● Brief: Across the data below, how many lines hold "الأرض"? Answer with that number and nothing else.

#### Extracted information

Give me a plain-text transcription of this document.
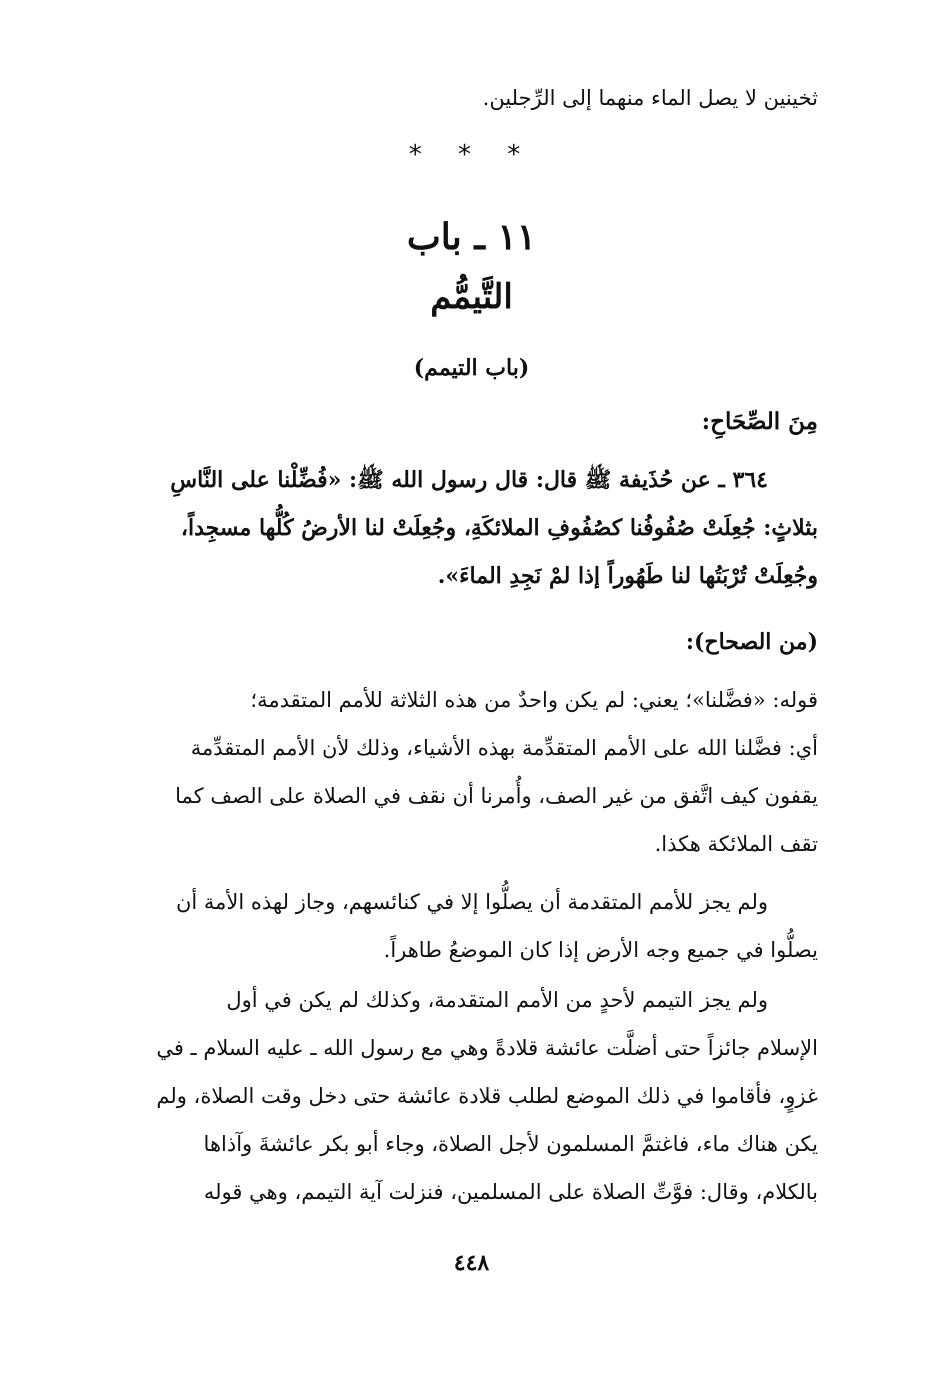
ثخينين لا يصل الماء منهما إلى الرِّجلين.
* * *
١١ ـ باب
التَّيمُّم
(باب التيمم)
مِنَ الصِّحَاحِ:
٣٦٤ ـ عن حُذَيفة ﷺ قال: قال رسول الله ﷺ: «فُضِّلْنا على النَّاسِ
بثلاثٍ: جُعِلَتْ صُفُوفُنا كصُفُوفِ الملائكَةِ، وجُعِلَتْ لنا الأرضُ كُلُّها مسجِداً،
وجُعِلَتْ تُرْبَتُها لنا طَهُوراً إذا لمْ نَجِدِ الماءَ».
(من الصحاح):
قوله: «فضَّلنا»؛ يعني: لم يكن واحدٌ من هذه الثلاثة للأمم المتقدمة؛
أي: فضَّلنا الله على الأمم المتقدِّمة بهذه الأشياء، وذلك لأن الأمم المتقدِّمة
يقفون كيف اتَّفق من غير الصف، وأُمرنا أن نقف في الصلاة على الصف كما
تقف الملائكة هكذا.
ولم يجز للأمم المتقدمة أن يصلُّوا إلا في كنائسهم، وجاز لهذه الأمة أن
يصلُّوا في جميع وجه الأرض إذا كان الموضعُ طاهراً.
ولم يجز التيمم لأحدٍ من الأمم المتقدمة، وكذلك لم يكن في أول
الإسلام جائزاً حتى أضلَّت عائشة قلادةً وهي مع رسول الله ـ عليه السلام ـ في
غزوٍ، فأقاموا في ذلك الموضع لطلب قلادة عائشة حتى دخل وقت الصلاة، ولم
يكن هناك ماء، فاغتمَّ المسلمون لأجل الصلاة، وجاء أبو بكر عائشةَ وآذاها
بالكلام، وقال: فوَّتِّ الصلاة على المسلمين، فنزلت آية التيمم، وهي قوله
٤٤٨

########

● Result of the exercise: 2